* [RECORD EXCERPTS]:

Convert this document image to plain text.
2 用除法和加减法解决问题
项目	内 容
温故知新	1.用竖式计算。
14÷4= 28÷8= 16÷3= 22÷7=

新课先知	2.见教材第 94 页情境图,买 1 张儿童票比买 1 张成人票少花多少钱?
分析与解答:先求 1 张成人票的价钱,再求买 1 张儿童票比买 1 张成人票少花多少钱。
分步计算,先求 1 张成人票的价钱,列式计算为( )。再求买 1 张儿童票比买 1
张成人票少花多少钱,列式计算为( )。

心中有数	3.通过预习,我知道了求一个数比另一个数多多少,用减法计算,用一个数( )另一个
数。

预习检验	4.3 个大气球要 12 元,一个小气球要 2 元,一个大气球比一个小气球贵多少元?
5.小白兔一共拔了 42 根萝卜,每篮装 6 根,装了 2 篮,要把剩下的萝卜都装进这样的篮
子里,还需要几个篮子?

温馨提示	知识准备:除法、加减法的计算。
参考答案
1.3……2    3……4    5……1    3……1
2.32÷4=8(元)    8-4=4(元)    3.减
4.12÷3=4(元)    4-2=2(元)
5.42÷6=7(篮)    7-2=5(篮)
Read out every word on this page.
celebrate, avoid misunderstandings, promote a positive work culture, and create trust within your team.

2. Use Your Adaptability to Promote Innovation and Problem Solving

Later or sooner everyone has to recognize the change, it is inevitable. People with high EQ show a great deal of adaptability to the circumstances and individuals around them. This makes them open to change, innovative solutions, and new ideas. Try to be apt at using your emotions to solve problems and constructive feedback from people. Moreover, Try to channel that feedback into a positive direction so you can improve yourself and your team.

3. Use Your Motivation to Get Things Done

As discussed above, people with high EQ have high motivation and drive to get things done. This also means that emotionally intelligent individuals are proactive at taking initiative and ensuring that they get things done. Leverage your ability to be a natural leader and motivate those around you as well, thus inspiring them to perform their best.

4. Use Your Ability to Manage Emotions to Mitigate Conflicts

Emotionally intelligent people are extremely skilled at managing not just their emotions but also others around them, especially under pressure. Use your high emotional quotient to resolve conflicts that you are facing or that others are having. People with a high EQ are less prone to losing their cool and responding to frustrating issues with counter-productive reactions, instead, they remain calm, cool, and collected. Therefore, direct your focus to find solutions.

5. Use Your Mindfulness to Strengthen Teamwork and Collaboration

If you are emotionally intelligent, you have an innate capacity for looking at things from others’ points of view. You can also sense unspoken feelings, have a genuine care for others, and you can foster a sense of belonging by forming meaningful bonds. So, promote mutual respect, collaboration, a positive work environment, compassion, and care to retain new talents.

* [REQUIRED TASK]:
Check every line of the listing for the string "张成人票少花多少钱" and report how many lines have it, as a number alone.

* [RESULT OF THE TASK]:
3